(Dataset records)

________

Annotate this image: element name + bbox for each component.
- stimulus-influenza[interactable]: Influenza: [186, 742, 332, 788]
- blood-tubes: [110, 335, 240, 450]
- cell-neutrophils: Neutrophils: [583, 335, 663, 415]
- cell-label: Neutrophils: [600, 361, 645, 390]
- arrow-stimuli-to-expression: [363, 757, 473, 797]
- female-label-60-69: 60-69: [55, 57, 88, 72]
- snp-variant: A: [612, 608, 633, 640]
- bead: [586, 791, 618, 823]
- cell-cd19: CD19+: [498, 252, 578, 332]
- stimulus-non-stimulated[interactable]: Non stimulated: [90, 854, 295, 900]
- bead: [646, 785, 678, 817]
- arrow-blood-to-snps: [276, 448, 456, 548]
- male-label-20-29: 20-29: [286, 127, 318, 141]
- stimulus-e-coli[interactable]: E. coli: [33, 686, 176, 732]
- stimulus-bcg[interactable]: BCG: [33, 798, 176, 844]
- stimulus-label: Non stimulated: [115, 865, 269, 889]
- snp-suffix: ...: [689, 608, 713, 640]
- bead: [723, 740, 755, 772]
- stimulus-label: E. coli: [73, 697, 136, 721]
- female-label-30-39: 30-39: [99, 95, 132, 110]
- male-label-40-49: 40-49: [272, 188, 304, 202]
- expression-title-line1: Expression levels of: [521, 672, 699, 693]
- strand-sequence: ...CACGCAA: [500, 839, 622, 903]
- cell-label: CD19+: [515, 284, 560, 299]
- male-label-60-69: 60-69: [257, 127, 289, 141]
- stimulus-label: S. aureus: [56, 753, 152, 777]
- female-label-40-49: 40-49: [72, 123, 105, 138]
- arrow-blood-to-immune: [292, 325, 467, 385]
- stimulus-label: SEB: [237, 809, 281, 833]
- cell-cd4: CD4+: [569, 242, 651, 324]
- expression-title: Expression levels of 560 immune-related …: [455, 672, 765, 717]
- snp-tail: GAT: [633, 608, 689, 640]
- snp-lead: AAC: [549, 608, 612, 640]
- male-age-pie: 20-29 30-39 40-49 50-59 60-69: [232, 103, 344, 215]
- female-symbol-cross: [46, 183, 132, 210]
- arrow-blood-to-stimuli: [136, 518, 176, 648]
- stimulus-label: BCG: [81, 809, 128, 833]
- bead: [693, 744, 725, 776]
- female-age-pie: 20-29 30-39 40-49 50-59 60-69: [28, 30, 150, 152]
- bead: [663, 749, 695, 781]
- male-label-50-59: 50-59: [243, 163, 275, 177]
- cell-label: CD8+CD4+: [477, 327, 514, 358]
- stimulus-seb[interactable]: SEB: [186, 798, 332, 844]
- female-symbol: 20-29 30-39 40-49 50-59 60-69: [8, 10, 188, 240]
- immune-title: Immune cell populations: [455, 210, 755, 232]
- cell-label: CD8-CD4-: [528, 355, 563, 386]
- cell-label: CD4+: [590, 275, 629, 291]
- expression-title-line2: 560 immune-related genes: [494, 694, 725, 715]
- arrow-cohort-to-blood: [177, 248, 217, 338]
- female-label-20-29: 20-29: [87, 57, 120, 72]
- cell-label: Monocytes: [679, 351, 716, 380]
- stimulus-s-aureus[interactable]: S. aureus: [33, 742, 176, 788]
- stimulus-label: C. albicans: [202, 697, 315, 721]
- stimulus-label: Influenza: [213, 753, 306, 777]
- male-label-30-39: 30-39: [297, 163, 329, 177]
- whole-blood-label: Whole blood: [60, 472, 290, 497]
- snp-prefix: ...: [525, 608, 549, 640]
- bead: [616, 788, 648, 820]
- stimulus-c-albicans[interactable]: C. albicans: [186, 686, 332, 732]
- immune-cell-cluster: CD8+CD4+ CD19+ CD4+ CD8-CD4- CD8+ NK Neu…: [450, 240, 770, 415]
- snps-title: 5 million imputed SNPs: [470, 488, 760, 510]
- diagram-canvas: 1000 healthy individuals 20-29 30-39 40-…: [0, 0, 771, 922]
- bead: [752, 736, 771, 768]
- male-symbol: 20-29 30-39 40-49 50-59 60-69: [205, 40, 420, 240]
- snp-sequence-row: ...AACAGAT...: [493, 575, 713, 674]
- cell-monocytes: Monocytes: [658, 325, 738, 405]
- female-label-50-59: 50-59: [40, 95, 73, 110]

________

WHAT THE EXERCISE ASKS >>
Repeat the entries. Keep each one exactly as written.

EXPECTED OUTPUT >>
Annotate this image: element name + bbox for each component.
- stimulus-influenza[interactable]: Influenza: [186, 742, 332, 788]
- blood-tubes: [110, 335, 240, 450]
- cell-neutrophils: Neutrophils: [583, 335, 663, 415]
- cell-label: Neutrophils: [600, 361, 645, 390]
- arrow-stimuli-to-expression: [363, 757, 473, 797]
- female-label-60-69: 60-69: [55, 57, 88, 72]
- snp-variant: A: [612, 608, 633, 640]
- bead: [586, 791, 618, 823]
- cell-cd19: CD19+: [498, 252, 578, 332]
- stimulus-non-stimulated[interactable]: Non stimulated: [90, 854, 295, 900]
- bead: [646, 785, 678, 817]
- arrow-blood-to-snps: [276, 448, 456, 548]
- male-label-20-29: 20-29: [286, 127, 318, 141]
- stimulus-e-coli[interactable]: E. coli: [33, 686, 176, 732]
- stimulus-bcg[interactable]: BCG: [33, 798, 176, 844]
- stimulus-label: Non stimulated: [115, 865, 269, 889]
- snp-suffix: ...: [689, 608, 713, 640]
- bead: [723, 740, 755, 772]
- stimulus-label: E. coli: [73, 697, 136, 721]
- female-label-30-39: 30-39: [99, 95, 132, 110]
- male-label-40-49: 40-49: [272, 188, 304, 202]
- expression-title-line1: Expression levels of: [521, 672, 699, 693]
- strand-sequence: ...CACGCAA: [500, 839, 622, 903]
- cell-label: CD19+: [515, 284, 560, 299]
- male-label-60-69: 60-69: [257, 127, 289, 141]
- stimulus-label: S. aureus: [56, 753, 152, 777]
- female-label-40-49: 40-49: [72, 123, 105, 138]
- arrow-blood-to-immune: [292, 325, 467, 385]
- stimulus-label: SEB: [237, 809, 281, 833]
- cell-cd4: CD4+: [569, 242, 651, 324]
- expression-title: Expression levels of 560 immune-related …: [455, 672, 765, 717]
- snp-tail: GAT: [633, 608, 689, 640]
- snp-lead: AAC: [549, 608, 612, 640]
- male-age-pie: 20-29 30-39 40-49 50-59 60-69: [232, 103, 344, 215]
- female-symbol-cross: [46, 183, 132, 210]
- arrow-blood-to-stimuli: [136, 518, 176, 648]
- stimulus-label: BCG: [81, 809, 128, 833]
- bead: [693, 744, 725, 776]
- female-age-pie: 20-29 30-39 40-49 50-59 60-69: [28, 30, 150, 152]
- bead: [663, 749, 695, 781]
- male-label-50-59: 50-59: [243, 163, 275, 177]
- cell-label: CD8+CD4+: [477, 327, 514, 358]
- stimulus-seb[interactable]: SEB: [186, 798, 332, 844]
- female-symbol: 20-29 30-39 40-49 50-59 60-69: [8, 10, 188, 240]
- immune-title: Immune cell populations: [455, 210, 755, 232]
- cell-label: CD8-CD4-: [528, 355, 563, 386]
- cell-label: CD4+: [590, 275, 629, 291]
- expression-title-line2: 560 immune-related genes: [494, 694, 725, 715]
- arrow-cohort-to-blood: [177, 248, 217, 338]
- female-label-20-29: 20-29: [87, 57, 120, 72]
- cell-label: Monocytes: [679, 351, 716, 380]
- stimulus-s-aureus[interactable]: S. aureus: [33, 742, 176, 788]
- stimulus-label: C. albicans: [202, 697, 315, 721]
- stimulus-label: Influenza: [213, 753, 306, 777]
- male-label-30-39: 30-39: [297, 163, 329, 177]
- whole-blood-label: Whole blood: [60, 472, 290, 497]
- snp-prefix: ...: [525, 608, 549, 640]
- bead: [616, 788, 648, 820]
- stimulus-c-albicans[interactable]: C. albicans: [186, 686, 332, 732]
- immune-cell-cluster: CD8+CD4+ CD19+ CD4+ CD8-CD4- CD8+ NK Neu…: [450, 240, 770, 415]
- snps-title: 5 million imputed SNPs: [470, 488, 760, 510]
- diagram-canvas: 1000 healthy individuals 20-29 30-39 40-…: [0, 0, 771, 922]
- bead: [752, 736, 771, 768]
- male-symbol: 20-29 30-39 40-49 50-59 60-69: [205, 40, 420, 240]
- snp-sequence-row: ...AACAGAT...: [493, 575, 713, 674]
- cell-monocytes: Monocytes: [658, 325, 738, 405]
- female-label-50-59: 50-59: [40, 95, 73, 110]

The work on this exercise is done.